■ Exercise aim ■
Nothing should be omitted: restate the full listing word for word.

■ Records supplied ■
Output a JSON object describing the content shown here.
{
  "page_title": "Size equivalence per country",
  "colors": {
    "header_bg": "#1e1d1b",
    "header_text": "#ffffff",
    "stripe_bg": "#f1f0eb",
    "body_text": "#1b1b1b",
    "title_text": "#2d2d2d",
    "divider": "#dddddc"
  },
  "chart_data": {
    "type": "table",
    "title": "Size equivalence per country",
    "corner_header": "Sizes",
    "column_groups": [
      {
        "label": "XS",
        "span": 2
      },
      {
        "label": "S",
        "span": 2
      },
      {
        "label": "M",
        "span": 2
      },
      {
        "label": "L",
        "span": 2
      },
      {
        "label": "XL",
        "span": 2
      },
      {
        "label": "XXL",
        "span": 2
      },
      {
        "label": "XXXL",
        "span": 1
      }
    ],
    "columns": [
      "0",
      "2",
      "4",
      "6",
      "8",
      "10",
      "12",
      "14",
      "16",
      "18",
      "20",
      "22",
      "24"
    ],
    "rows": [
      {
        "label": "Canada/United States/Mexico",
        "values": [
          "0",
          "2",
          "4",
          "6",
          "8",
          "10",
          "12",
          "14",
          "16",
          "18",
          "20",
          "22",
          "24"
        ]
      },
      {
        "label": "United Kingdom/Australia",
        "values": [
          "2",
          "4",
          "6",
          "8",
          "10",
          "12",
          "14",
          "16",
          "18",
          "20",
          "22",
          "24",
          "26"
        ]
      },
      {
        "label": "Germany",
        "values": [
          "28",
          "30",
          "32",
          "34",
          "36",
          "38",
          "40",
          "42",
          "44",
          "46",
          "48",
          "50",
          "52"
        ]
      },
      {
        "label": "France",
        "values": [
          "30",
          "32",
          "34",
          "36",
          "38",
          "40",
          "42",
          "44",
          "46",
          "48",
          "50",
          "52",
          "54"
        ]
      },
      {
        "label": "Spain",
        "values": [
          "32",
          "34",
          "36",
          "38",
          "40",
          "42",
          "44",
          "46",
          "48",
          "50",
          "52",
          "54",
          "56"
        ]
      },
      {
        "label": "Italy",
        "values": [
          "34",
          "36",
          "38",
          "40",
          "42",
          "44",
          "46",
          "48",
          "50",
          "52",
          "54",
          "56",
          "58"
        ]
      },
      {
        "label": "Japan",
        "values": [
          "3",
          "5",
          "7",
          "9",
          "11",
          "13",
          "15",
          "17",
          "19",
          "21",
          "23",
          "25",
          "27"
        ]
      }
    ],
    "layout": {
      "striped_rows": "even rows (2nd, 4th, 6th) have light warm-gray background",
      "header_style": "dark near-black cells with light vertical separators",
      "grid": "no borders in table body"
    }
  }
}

■ Answer below ■
Output a JSON object describing the content shown here.
{
  "page_title": "Size equivalence per country",
  "colors": {
    "header_bg": "#1e1d1b",
    "header_text": "#ffffff",
    "stripe_bg": "#f1f0eb",
    "body_text": "#1b1b1b",
    "title_text": "#2d2d2d",
    "divider": "#dddddc"
  },
  "chart_data": {
    "type": "table",
    "title": "Size equivalence per country",
    "corner_header": "Sizes",
    "column_groups": [
      {
        "label": "XS",
        "span": 2
      },
      {
        "label": "S",
        "span": 2
      },
      {
        "label": "M",
        "span": 2
      },
      {
        "label": "L",
        "span": 2
      },
      {
        "label": "XL",
        "span": 2
      },
      {
        "label": "XXL",
        "span": 2
      },
      {
        "label": "XXXL",
        "span": 1
      }
    ],
    "columns": [
      "0",
      "2",
      "4",
      "6",
      "8",
      "10",
      "12",
      "14",
      "16",
      "18",
      "20",
      "22",
      "24"
    ],
    "rows": [
      {
        "label": "Canada/United States/Mexico",
        "values": [
          "0",
          "2",
          "4",
          "6",
          "8",
          "10",
          "12",
          "14",
          "16",
          "18",
          "20",
          "22",
          "24"
        ]
      },
      {
        "label": "United Kingdom/Australia",
        "values": [
          "2",
          "4",
          "6",
          "8",
          "10",
          "12",
          "14",
          "16",
          "18",
          "20",
          "22",
          "24",
          "26"
        ]
      },
      {
        "label": "Germany",
        "values": [
          "28",
          "30",
          "32",
          "34",
          "36",
          "38",
          "40",
          "42",
          "44",
          "46",
          "48",
          "50",
          "52"
        ]
      },
      {
        "label": "France",
        "values": [
          "30",
          "32",
          "34",
          "36",
          "38",
          "40",
          "42",
          "44",
          "46",
          "48",
          "50",
          "52",
          "54"
        ]
      },
      {
        "label": "Spain",
        "values": [
          "32",
          "34",
          "36",
          "38",
          "40",
          "42",
          "44",
          "46",
          "48",
          "50",
          "52",
          "54",
          "56"
        ]
      },
      {
        "label": "Italy",
        "values": [
          "34",
          "36",
          "38",
          "40",
          "42",
          "44",
          "46",
          "48",
          "50",
          "52",
          "54",
          "56",
          "58"
        ]
      },
      {
        "label": "Japan",
        "values": [
          "3",
          "5",
          "7",
          "9",
          "11",
          "13",
          "15",
          "17",
          "19",
          "21",
          "23",
          "25",
          "27"
        ]
      }
    ],
    "layout": {
      "striped_rows": "even rows (2nd, 4th, 6th) have light warm-gray background",
      "header_style": "dark near-black cells with light vertical separators",
      "grid": "no borders in table body"
    }
  }
}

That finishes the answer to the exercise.